A WOMAN admitted to hospital with a flesh-eating bug died four months later after a ‘one to two per cent’ complication following surgery to remove gallstones, an inquest heard.
Sally Kemp, 56, of Beechings, Henfield, died in Worthing Hospital on July 17 following numerous operations and extensive treatment.
Despite successful surgery to remove tissue affected by necrotising fasciitis, Mrs Kemp had a slow recovery, having to later undergo surgery to remove gallstones.
At an inquest into her death at Centenery House, Durrington, on Tuesday, her family grilled doctors on whether they had failed to make proper repairs to the site of the operation, while removing the stones.
Mrs Kemp’s husband Michael said: “The main question was why wasn’t her wound sewn up? Surely it should have been.
“I feel if it was she would have been here today.”
Consultant physician Dr Zinu Philipose removed the stones on July 2, with ‘no sign of bleeding’ at the time.
It was only around ten days later that signs of internal bleeding were recognised – this bleeding which eventually caused her death.
Mr Philipose said the surgery had been successful and the surgery had been performed correctly and as per routine, in order to prevent further blockages to the bile duct and pancreas.
He said: “Sally’s care was a complex case and very difficult and I am not sure we could identify any aspect we should do differently.
“It was the first case of a significant bleed I had seen since I joined the hospital.
“It is a complication of one to two per cent in the literature.”
Diagnosing the gallstones had proved time consuming and difficult for doctors, as an ultrasound scan and three CT scans failed to spot the problem.
Her symptoms were also common in patients suffering from similar infections, while an MRI scan was unsuitable for Mrs Kemp due to her weight.
A liver biopsy sent to experts at King’s College Hospital eventually hinted at the true cause of issue, with an endoscopic ultrasound confirming the diagnosis on June 27.
After the surgery, Mrs Kemp’s condition slowly deteriorated and another endoscopy was performed to stop the bleeding.
Sadly, the physical toll of further surgery proved too much.
Recording a narrative verdict, coroner Penelope Schofield said: “We have heard she did her best to fight through this series of occurrences. But at the end of the day, enough was enough.”

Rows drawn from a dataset
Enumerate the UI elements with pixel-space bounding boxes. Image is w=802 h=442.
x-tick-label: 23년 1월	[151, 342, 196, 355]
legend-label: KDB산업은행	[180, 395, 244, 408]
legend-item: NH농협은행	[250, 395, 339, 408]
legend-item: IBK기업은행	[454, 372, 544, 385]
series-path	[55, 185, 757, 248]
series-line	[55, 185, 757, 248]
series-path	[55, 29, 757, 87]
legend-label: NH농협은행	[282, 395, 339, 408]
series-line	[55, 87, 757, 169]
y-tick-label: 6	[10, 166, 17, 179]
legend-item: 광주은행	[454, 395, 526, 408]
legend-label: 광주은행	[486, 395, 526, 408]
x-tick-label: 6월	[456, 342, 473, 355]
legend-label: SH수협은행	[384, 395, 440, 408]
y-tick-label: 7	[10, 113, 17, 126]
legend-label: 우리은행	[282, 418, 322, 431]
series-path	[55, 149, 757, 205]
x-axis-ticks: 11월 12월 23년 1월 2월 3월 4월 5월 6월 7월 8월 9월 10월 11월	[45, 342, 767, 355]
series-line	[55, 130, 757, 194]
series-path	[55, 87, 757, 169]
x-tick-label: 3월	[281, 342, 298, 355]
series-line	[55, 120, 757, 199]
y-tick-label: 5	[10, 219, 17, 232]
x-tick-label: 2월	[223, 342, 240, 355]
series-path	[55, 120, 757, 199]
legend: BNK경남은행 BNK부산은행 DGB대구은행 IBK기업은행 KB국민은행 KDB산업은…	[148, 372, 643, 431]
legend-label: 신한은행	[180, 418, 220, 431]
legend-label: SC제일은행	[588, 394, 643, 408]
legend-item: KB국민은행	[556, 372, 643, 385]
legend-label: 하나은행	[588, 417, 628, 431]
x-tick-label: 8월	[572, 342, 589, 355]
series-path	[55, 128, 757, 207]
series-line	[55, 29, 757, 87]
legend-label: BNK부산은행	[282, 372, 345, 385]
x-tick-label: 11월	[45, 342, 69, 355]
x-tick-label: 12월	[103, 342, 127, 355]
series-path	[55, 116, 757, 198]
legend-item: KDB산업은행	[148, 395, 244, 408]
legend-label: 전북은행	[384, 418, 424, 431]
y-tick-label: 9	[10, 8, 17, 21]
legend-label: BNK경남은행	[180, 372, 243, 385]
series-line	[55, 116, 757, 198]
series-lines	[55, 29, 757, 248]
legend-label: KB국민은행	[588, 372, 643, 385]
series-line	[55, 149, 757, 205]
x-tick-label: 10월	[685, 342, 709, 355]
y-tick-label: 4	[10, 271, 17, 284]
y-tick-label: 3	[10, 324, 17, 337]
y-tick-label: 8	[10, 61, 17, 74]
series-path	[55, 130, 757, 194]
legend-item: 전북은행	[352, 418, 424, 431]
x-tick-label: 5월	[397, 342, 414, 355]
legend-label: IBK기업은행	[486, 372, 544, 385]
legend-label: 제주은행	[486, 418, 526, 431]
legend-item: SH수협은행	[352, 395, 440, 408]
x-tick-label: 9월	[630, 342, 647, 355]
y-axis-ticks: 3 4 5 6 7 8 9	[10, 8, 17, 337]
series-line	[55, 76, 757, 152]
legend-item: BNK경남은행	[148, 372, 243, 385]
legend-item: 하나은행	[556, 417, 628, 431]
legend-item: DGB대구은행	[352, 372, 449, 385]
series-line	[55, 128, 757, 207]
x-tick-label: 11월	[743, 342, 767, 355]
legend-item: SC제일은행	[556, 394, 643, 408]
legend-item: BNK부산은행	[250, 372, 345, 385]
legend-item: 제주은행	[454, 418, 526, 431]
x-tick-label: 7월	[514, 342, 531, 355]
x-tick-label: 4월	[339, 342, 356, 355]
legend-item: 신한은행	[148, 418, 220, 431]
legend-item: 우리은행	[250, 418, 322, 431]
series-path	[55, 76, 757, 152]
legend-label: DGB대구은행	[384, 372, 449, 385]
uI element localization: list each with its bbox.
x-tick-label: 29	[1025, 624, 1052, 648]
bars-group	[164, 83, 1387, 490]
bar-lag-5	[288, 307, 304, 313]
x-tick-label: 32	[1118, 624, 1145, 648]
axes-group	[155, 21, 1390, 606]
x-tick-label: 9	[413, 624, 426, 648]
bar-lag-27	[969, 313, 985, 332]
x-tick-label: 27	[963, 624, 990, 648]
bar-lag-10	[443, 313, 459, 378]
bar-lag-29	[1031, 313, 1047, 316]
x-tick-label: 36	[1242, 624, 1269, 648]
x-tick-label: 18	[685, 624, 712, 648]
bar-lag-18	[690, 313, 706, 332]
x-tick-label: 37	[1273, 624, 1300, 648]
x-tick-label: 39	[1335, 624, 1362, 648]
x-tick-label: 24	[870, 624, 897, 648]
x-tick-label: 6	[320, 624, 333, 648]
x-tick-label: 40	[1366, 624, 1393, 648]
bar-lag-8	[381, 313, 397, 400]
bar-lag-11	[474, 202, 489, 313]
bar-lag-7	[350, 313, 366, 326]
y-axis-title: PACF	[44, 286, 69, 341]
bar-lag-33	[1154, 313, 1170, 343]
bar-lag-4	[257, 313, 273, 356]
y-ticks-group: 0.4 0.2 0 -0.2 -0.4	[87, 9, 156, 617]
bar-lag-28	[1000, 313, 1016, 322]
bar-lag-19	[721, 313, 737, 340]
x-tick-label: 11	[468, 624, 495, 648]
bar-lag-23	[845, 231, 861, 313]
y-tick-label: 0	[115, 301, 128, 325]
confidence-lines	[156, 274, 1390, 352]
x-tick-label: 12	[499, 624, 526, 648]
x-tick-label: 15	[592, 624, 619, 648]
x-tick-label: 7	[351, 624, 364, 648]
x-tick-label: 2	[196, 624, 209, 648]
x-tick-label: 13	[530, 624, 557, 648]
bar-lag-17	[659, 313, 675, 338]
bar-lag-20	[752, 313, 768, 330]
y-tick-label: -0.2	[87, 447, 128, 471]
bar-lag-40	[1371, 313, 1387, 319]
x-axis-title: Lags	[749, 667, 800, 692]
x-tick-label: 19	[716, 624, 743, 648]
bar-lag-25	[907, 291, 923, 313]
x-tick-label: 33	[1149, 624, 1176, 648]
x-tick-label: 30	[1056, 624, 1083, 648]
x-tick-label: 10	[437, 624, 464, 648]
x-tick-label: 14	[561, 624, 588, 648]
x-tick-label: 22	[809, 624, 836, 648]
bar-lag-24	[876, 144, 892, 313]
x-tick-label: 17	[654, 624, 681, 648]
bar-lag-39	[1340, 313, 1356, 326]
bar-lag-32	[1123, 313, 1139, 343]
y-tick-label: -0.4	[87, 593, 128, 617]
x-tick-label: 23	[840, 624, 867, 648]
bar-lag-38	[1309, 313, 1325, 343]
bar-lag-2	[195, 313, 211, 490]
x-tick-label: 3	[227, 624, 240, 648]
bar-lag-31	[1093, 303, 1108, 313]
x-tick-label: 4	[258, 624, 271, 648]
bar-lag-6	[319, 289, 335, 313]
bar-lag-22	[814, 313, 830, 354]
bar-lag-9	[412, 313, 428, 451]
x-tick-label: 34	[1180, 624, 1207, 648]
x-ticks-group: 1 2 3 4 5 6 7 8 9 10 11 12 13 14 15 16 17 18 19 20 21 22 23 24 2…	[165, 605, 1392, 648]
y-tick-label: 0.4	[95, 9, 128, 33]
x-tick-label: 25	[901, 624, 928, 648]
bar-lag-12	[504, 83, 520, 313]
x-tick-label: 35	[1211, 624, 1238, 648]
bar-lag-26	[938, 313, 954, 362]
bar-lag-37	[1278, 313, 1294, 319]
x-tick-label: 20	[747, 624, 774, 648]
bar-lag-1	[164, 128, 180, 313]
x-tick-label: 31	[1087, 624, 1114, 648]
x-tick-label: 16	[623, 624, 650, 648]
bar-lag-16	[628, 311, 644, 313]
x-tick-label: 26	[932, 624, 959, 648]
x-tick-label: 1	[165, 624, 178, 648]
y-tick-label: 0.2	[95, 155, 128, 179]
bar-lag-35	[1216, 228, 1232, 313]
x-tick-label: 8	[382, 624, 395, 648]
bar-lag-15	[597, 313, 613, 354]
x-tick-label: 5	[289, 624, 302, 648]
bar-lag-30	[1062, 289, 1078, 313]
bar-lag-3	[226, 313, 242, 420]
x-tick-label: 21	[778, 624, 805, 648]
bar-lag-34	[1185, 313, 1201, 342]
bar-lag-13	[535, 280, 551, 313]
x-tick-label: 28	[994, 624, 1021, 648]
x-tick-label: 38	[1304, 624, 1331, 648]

__THE TASK__.
In the inquest report, copy word for word the passage that starts with "Her symptoms were" and ends after "proved too much.".

__REPLY__.
Her symptoms were also common in patients suffering from similar infections, while an MRI scan was unsuitable for Mrs Kemp due to her weight.
A liver biopsy sent to experts at King’s College Hospital eventually hinted at the true cause of issue, with an endoscopic ultrasound confirming the diagnosis on June 27.
After the surgery, Mrs Kemp’s condition slowly deteriorated and another endoscopy was performed to stop the bleeding.
Sadly, the physical toll of further surgery proved too much.